> [WORK REQUIRED]: Quote all of the entries word for word.

> [INFORMATION PROVIDED]:
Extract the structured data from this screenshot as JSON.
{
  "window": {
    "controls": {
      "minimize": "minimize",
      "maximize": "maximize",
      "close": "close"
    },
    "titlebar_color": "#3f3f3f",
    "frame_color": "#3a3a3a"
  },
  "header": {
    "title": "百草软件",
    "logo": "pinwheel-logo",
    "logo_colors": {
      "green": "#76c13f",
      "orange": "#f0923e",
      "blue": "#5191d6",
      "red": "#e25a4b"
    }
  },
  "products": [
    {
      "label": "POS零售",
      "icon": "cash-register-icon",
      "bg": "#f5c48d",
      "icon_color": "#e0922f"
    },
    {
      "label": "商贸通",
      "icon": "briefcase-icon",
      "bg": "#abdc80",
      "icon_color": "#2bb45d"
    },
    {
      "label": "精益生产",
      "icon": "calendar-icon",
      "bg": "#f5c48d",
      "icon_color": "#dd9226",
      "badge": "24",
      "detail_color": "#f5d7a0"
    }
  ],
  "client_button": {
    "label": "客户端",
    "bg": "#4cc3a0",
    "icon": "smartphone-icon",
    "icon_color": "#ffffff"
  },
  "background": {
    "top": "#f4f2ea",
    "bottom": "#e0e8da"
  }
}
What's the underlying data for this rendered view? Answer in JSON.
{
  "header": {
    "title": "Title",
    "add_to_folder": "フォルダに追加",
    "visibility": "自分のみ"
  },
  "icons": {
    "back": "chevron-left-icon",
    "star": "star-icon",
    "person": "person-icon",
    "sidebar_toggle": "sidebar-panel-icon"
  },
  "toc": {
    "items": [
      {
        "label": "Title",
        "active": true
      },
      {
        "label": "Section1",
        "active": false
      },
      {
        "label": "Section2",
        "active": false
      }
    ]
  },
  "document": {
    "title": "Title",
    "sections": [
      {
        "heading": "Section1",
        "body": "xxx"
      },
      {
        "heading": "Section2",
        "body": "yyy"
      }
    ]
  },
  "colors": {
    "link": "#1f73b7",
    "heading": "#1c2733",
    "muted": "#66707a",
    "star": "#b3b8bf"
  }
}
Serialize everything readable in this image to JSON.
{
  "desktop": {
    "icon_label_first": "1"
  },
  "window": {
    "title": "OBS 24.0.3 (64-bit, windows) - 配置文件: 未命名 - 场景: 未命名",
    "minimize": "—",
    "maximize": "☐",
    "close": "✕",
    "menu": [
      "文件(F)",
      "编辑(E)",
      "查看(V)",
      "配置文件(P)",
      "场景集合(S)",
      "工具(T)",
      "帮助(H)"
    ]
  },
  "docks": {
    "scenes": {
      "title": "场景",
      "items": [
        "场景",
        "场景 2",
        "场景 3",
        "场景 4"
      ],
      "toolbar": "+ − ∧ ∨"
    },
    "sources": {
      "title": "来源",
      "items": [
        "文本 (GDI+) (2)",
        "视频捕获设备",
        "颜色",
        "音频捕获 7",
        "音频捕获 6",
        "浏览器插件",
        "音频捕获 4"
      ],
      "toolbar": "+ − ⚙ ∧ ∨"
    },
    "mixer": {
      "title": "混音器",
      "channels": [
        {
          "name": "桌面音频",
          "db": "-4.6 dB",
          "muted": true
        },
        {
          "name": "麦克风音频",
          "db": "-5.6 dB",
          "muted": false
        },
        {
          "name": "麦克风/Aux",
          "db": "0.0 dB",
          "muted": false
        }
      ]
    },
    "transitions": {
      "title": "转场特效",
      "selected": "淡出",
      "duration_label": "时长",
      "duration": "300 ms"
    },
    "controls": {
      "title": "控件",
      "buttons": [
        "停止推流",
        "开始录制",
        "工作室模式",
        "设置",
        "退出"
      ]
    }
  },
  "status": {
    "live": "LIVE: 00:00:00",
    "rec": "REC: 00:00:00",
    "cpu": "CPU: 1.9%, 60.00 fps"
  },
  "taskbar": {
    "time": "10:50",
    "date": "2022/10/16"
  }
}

> [ANSWER]:
Extract the structured data from this screenshot as JSON.
{
  "window": {
    "controls": {
      "minimize": "minimize",
      "maximize": "maximize",
      "close": "close"
    },
    "titlebar_color": "#3f3f3f",
    "frame_color": "#3a3a3a"
  },
  "header": {
    "title": "百草软件",
    "logo": "pinwheel-logo",
    "logo_colors": {
      "green": "#76c13f",
      "orange": "#f0923e",
      "blue": "#5191d6",
      "red": "#e25a4b"
    }
  },
  "products": [
    {
      "label": "POS零售",
      "icon": "cash-register-icon",
      "bg": "#f5c48d",
      "icon_color": "#e0922f"
    },
    {
      "label": "商贸通",
      "icon": "briefcase-icon",
      "bg": "#abdc80",
      "icon_color": "#2bb45d"
    },
    {
      "label": "精益生产",
      "icon": "calendar-icon",
      "bg": "#f5c48d",
      "icon_color": "#dd9226",
      "badge": "24",
      "detail_color": "#f5d7a0"
    }
  ],
  "client_button": {
    "label": "客户端",
    "bg": "#4cc3a0",
    "icon": "smartphone-icon",
    "icon_color": "#ffffff"
  },
  "background": {
    "top": "#f4f2ea",
    "bottom": "#e0e8da"
  }
}
What's the underlying data for this rendered view? Answer in JSON.
{
  "header": {
    "title": "Title",
    "add_to_folder": "フォルダに追加",
    "visibility": "自分のみ"
  },
  "icons": {
    "back": "chevron-left-icon",
    "star": "star-icon",
    "person": "person-icon",
    "sidebar_toggle": "sidebar-panel-icon"
  },
  "toc": {
    "items": [
      {
        "label": "Title",
        "active": true
      },
      {
        "label": "Section1",
        "active": false
      },
      {
        "label": "Section2",
        "active": false
      }
    ]
  },
  "document": {
    "title": "Title",
    "sections": [
      {
        "heading": "Section1",
        "body": "xxx"
      },
      {
        "heading": "Section2",
        "body": "yyy"
      }
    ]
  },
  "colors": {
    "link": "#1f73b7",
    "heading": "#1c2733",
    "muted": "#66707a",
    "star": "#b3b8bf"
  }
}
Serialize everything readable in this image to JSON.
{
  "desktop": {
    "icon_label_first": "1"
  },
  "window": {
    "title": "OBS 24.0.3 (64-bit, windows) - 配置文件: 未命名 - 场景: 未命名",
    "minimize": "—",
    "maximize": "☐",
    "close": "✕",
    "menu": [
      "文件(F)",
      "编辑(E)",
      "查看(V)",
      "配置文件(P)",
      "场景集合(S)",
      "工具(T)",
      "帮助(H)"
    ]
  },
  "docks": {
    "scenes": {
      "title": "场景",
      "items": [
        "场景",
        "场景 2",
        "场景 3",
        "场景 4"
      ],
      "toolbar": "+ − ∧ ∨"
    },
    "sources": {
      "title": "来源",
      "items": [
        "文本 (GDI+) (2)",
        "视频捕获设备",
        "颜色",
        "音频捕获 7",
        "音频捕获 6",
        "浏览器插件",
        "音频捕获 4"
      ],
      "toolbar": "+ − ⚙ ∧ ∨"
    },
    "mixer": {
      "title": "混音器",
      "channels": [
        {
          "name": "桌面音频",
          "db": "-4.6 dB",
          "muted": true
        },
        {
          "name": "麦克风音频",
          "db": "-5.6 dB",
          "muted": false
        },
        {
          "name": "麦克风/Aux",
          "db": "0.0 dB",
          "muted": false
        }
      ]
    },
    "transitions": {
      "title": "转场特效",
      "selected": "淡出",
      "duration_label": "时长",
      "duration": "300 ms"
    },
    "controls": {
      "title": "控件",
      "buttons": [
        "停止推流",
        "开始录制",
        "工作室模式",
        "设置",
        "退出"
      ]
    }
  },
  "status": {
    "live": "LIVE: 00:00:00",
    "rec": "REC: 00:00:00",
    "cpu": "CPU: 1.9%, 60.00 fps"
  },
  "taskbar": {
    "time": "10:50",
    "date": "2022/10/16"
  }
}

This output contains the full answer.